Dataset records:

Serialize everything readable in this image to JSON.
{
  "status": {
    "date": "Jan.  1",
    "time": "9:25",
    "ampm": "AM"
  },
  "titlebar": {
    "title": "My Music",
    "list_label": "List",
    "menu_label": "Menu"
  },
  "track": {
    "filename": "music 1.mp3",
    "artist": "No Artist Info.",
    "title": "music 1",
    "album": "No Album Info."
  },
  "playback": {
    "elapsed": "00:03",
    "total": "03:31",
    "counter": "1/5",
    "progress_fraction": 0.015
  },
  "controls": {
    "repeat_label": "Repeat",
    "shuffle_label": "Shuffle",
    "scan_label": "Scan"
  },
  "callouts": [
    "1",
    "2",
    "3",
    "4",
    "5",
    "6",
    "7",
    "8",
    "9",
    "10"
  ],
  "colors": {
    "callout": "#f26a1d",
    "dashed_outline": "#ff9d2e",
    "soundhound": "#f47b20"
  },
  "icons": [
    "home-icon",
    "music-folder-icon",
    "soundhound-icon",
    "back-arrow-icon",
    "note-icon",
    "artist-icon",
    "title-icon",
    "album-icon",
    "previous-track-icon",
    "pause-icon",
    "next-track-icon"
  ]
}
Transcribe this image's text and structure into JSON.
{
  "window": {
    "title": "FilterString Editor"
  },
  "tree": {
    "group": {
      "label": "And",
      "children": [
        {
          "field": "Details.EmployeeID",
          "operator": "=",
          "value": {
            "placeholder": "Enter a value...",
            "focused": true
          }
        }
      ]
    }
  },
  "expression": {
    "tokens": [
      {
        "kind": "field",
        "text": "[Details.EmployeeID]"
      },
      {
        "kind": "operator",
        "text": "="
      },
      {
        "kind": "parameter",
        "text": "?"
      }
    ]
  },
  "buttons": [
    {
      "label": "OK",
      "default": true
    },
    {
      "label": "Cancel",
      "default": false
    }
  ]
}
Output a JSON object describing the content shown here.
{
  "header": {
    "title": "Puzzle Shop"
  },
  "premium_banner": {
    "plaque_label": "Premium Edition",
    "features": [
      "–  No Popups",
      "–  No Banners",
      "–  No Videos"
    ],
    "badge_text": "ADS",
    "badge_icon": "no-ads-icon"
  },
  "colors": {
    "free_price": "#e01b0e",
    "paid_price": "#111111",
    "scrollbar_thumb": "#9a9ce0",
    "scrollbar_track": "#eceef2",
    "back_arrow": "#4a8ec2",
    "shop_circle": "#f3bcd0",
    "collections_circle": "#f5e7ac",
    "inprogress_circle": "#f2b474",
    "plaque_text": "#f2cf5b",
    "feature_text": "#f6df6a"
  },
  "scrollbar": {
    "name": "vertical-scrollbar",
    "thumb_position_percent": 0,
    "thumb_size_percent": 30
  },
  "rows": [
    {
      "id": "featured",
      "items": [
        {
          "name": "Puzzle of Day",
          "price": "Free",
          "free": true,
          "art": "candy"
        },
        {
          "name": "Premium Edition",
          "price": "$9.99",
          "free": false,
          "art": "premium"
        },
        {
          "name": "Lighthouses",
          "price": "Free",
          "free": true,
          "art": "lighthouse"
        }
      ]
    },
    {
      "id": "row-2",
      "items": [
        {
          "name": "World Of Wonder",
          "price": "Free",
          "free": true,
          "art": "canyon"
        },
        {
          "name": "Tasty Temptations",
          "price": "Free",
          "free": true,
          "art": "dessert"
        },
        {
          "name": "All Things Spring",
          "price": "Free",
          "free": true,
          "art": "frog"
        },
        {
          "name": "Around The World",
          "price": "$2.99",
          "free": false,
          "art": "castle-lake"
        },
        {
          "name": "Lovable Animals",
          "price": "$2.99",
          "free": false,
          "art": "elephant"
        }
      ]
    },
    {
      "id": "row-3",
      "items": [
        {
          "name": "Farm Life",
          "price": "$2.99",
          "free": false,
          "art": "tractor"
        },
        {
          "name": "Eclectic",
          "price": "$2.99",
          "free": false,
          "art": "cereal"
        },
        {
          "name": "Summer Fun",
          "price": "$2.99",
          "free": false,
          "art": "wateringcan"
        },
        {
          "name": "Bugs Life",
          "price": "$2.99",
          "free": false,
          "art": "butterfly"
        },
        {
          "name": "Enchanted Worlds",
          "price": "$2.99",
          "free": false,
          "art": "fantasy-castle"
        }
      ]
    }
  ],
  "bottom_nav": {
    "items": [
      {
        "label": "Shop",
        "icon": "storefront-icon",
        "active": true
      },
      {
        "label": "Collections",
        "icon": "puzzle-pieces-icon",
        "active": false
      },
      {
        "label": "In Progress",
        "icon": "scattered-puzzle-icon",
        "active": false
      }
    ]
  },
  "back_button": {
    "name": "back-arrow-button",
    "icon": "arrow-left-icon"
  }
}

• _To be done_
Look through the entries above; copy every line holding the string "Details".

• _Written answer_
          "field": "Details.EmployeeID",
        "text": "[Details.EmployeeID]"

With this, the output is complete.